== Dataset listings of figures ==

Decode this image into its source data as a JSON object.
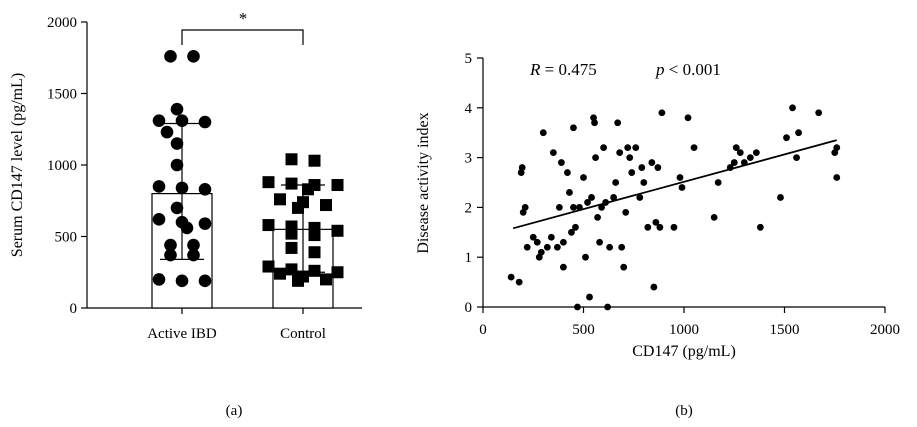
{
  "panels": [
    {
      "label": "(a)",
      "significance": "*",
      "chart_data": {
        "type": "bar",
        "categories": [
          "Active IBD",
          "Control"
        ],
        "ylabel": "Serum CD147 level (pg/mL)",
        "ylim": [
          0,
          2000
        ],
        "yticks": [
          0,
          500,
          1000,
          1500,
          2000
        ],
        "series": [
          {
            "mean": 800,
            "error_low": 340,
            "error_high": 1290,
            "marker": "circle",
            "points": [
              1760,
              1760,
              1390,
              1310,
              1310,
              1300,
              1230,
              1150,
              1000,
              850,
              840,
              830,
              700,
              620,
              600,
              590,
              560,
              440,
              440,
              370,
              370,
              200,
              190,
              190
            ]
          },
          {
            "mean": 550,
            "error_low": 250,
            "error_high": 860,
            "marker": "square",
            "points": [
              1040,
              1030,
              880,
              870,
              860,
              860,
              830,
              760,
              740,
              720,
              700,
              580,
              570,
              560,
              540,
              520,
              510,
              420,
              390,
              290,
              270,
              260,
              250,
              240,
              220,
              200,
              190
            ]
          }
        ]
      }
    },
    {
      "label": "(b)",
      "annotation_r": "R = 0.475",
      "annotation_p": "p < 0.001",
      "chart_data": {
        "type": "scatter",
        "xlabel": "CD147 (pg/mL)",
        "ylabel": "Disease activity index",
        "xlim": [
          0,
          2000
        ],
        "ylim": [
          0,
          5
        ],
        "xticks": [
          0,
          500,
          1000,
          1500,
          2000
        ],
        "yticks": [
          0,
          1,
          2,
          3,
          4,
          5
        ],
        "regression": {
          "x": [
            150,
            1760
          ],
          "y": [
            1.58,
            3.35
          ]
        },
        "points": [
          [
            140,
            0.6
          ],
          [
            180,
            0.5
          ],
          [
            190,
            2.7
          ],
          [
            195,
            2.8
          ],
          [
            200,
            1.9
          ],
          [
            210,
            2.0
          ],
          [
            220,
            1.2
          ],
          [
            250,
            1.4
          ],
          [
            270,
            1.3
          ],
          [
            280,
            1.0
          ],
          [
            290,
            1.1
          ],
          [
            300,
            3.5
          ],
          [
            320,
            1.2
          ],
          [
            340,
            1.4
          ],
          [
            350,
            3.1
          ],
          [
            370,
            1.2
          ],
          [
            380,
            2.0
          ],
          [
            390,
            2.9
          ],
          [
            400,
            0.8
          ],
          [
            400,
            1.3
          ],
          [
            420,
            2.7
          ],
          [
            430,
            2.3
          ],
          [
            440,
            1.5
          ],
          [
            450,
            2.0
          ],
          [
            450,
            3.6
          ],
          [
            460,
            1.6
          ],
          [
            470,
            0.0
          ],
          [
            480,
            2.0
          ],
          [
            500,
            2.6
          ],
          [
            510,
            1.0
          ],
          [
            520,
            2.1
          ],
          [
            530,
            0.2
          ],
          [
            540,
            2.2
          ],
          [
            550,
            3.8
          ],
          [
            555,
            3.7
          ],
          [
            560,
            3.0
          ],
          [
            570,
            1.8
          ],
          [
            580,
            1.3
          ],
          [
            590,
            2.0
          ],
          [
            600,
            3.2
          ],
          [
            610,
            2.1
          ],
          [
            620,
            0.0
          ],
          [
            630,
            1.2
          ],
          [
            650,
            2.2
          ],
          [
            660,
            2.5
          ],
          [
            670,
            3.7
          ],
          [
            680,
            3.1
          ],
          [
            690,
            1.2
          ],
          [
            700,
            0.8
          ],
          [
            710,
            1.9
          ],
          [
            720,
            3.2
          ],
          [
            730,
            3.0
          ],
          [
            740,
            2.7
          ],
          [
            760,
            3.2
          ],
          [
            780,
            2.2
          ],
          [
            790,
            2.8
          ],
          [
            800,
            2.5
          ],
          [
            820,
            1.6
          ],
          [
            840,
            2.9
          ],
          [
            850,
            0.4
          ],
          [
            860,
            1.7
          ],
          [
            870,
            2.8
          ],
          [
            880,
            1.6
          ],
          [
            890,
            3.9
          ],
          [
            950,
            1.6
          ],
          [
            980,
            2.6
          ],
          [
            990,
            2.4
          ],
          [
            1020,
            3.8
          ],
          [
            1050,
            3.2
          ],
          [
            1150,
            1.8
          ],
          [
            1170,
            2.5
          ],
          [
            1230,
            2.8
          ],
          [
            1250,
            2.9
          ],
          [
            1260,
            3.2
          ],
          [
            1280,
            3.1
          ],
          [
            1300,
            2.9
          ],
          [
            1330,
            3.0
          ],
          [
            1360,
            3.1
          ],
          [
            1380,
            1.6
          ],
          [
            1480,
            2.2
          ],
          [
            1510,
            3.4
          ],
          [
            1540,
            4.0
          ],
          [
            1560,
            3.0
          ],
          [
            1570,
            3.5
          ],
          [
            1670,
            3.9
          ],
          [
            1750,
            3.1
          ],
          [
            1760,
            3.2
          ],
          [
            1760,
            2.6
          ]
        ]
      }
    }
  ]
}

== EXERCISE ==
Reproduce every line precisely as given, omitting all pictures.

== WRITTEN SOLUTION ==
Decode this image into its source data as a JSON object.
{
  "panels": [
    {
      "label": "(a)",
      "significance": "*",
      "chart_data": {
        "type": "bar",
        "categories": [
          "Active IBD",
          "Control"
        ],
        "ylabel": "Serum CD147 level (pg/mL)",
        "ylim": [
          0,
          2000
        ],
        "yticks": [
          0,
          500,
          1000,
          1500,
          2000
        ],
        "series": [
          {
            "mean": 800,
            "error_low": 340,
            "error_high": 1290,
            "marker": "circle",
            "points": [
              1760,
              1760,
              1390,
              1310,
              1310,
              1300,
              1230,
              1150,
              1000,
              850,
              840,
              830,
              700,
              620,
              600,
              590,
              560,
              440,
              440,
              370,
              370,
              200,
              190,
              190
            ]
          },
          {
            "mean": 550,
            "error_low": 250,
            "error_high": 860,
            "marker": "square",
            "points": [
              1040,
              1030,
              880,
              870,
              860,
              860,
              830,
              760,
              740,
              720,
              700,
              580,
              570,
              560,
              540,
              520,
              510,
              420,
              390,
              290,
              270,
              260,
              250,
              240,
              220,
              200,
              190
            ]
          }
        ]
      }
    },
    {
      "label": "(b)",
      "annotation_r": "R = 0.475",
      "annotation_p": "p < 0.001",
      "chart_data": {
        "type": "scatter",
        "xlabel": "CD147 (pg/mL)",
        "ylabel": "Disease activity index",
        "xlim": [
          0,
          2000
        ],
        "ylim": [
          0,
          5
        ],
        "xticks": [
          0,
          500,
          1000,
          1500,
          2000
        ],
        "yticks": [
          0,
          1,
          2,
          3,
          4,
          5
        ],
        "regression": {
          "x": [
            150,
            1760
          ],
          "y": [
            1.58,
            3.35
          ]
        },
        "points": [
          [
            140,
            0.6
          ],
          [
            180,
            0.5
          ],
          [
            190,
            2.7
          ],
          [
            195,
            2.8
          ],
          [
            200,
            1.9
          ],
          [
            210,
            2.0
          ],
          [
            220,
            1.2
          ],
          [
            250,
            1.4
          ],
          [
            270,
            1.3
          ],
          [
            280,
            1.0
          ],
          [
            290,
            1.1
          ],
          [
            300,
            3.5
          ],
          [
            320,
            1.2
          ],
          [
            340,
            1.4
          ],
          [
            350,
            3.1
          ],
          [
            370,
            1.2
          ],
          [
            380,
            2.0
          ],
          [
            390,
            2.9
          ],
          [
            400,
            0.8
          ],
          [
            400,
            1.3
          ],
          [
            420,
            2.7
          ],
          [
            430,
            2.3
          ],
          [
            440,
            1.5
          ],
          [
            450,
            2.0
          ],
          [
            450,
            3.6
          ],
          [
            460,
            1.6
          ],
          [
            470,
            0.0
          ],
          [
            480,
            2.0
          ],
          [
            500,
            2.6
          ],
          [
            510,
            1.0
          ],
          [
            520,
            2.1
          ],
          [
            530,
            0.2
          ],
          [
            540,
            2.2
          ],
          [
            550,
            3.8
          ],
          [
            555,
            3.7
          ],
          [
            560,
            3.0
          ],
          [
            570,
            1.8
          ],
          [
            580,
            1.3
          ],
          [
            590,
            2.0
          ],
          [
            600,
            3.2
          ],
          [
            610,
            2.1
          ],
          [
            620,
            0.0
          ],
          [
            630,
            1.2
          ],
          [
            650,
            2.2
          ],
          [
            660,
            2.5
          ],
          [
            670,
            3.7
          ],
          [
            680,
            3.1
          ],
          [
            690,
            1.2
          ],
          [
            700,
            0.8
          ],
          [
            710,
            1.9
          ],
          [
            720,
            3.2
          ],
          [
            730,
            3.0
          ],
          [
            740,
            2.7
          ],
          [
            760,
            3.2
          ],
          [
            780,
            2.2
          ],
          [
            790,
            2.8
          ],
          [
            800,
            2.5
          ],
          [
            820,
            1.6
          ],
          [
            840,
            2.9
          ],
          [
            850,
            0.4
          ],
          [
            860,
            1.7
          ],
          [
            870,
            2.8
          ],
          [
            880,
            1.6
          ],
          [
            890,
            3.9
          ],
          [
            950,
            1.6
          ],
          [
            980,
            2.6
          ],
          [
            990,
            2.4
          ],
          [
            1020,
            3.8
          ],
          [
            1050,
            3.2
          ],
          [
            1150,
            1.8
          ],
          [
            1170,
            2.5
          ],
          [
            1230,
            2.8
          ],
          [
            1250,
            2.9
          ],
          [
            1260,
            3.2
          ],
          [
            1280,
            3.1
          ],
          [
            1300,
            2.9
          ],
          [
            1330,
            3.0
          ],
          [
            1360,
            3.1
          ],
          [
            1380,
            1.6
          ],
          [
            1480,
            2.2
          ],
          [
            1510,
            3.4
          ],
          [
            1540,
            4.0
          ],
          [
            1560,
            3.0
          ],
          [
            1570,
            3.5
          ],
          [
            1670,
            3.9
          ],
          [
            1750,
            3.1
          ],
          [
            1760,
            3.2
          ],
          [
            1760,
            2.6
          ]
        ]
      }
    }
  ]
}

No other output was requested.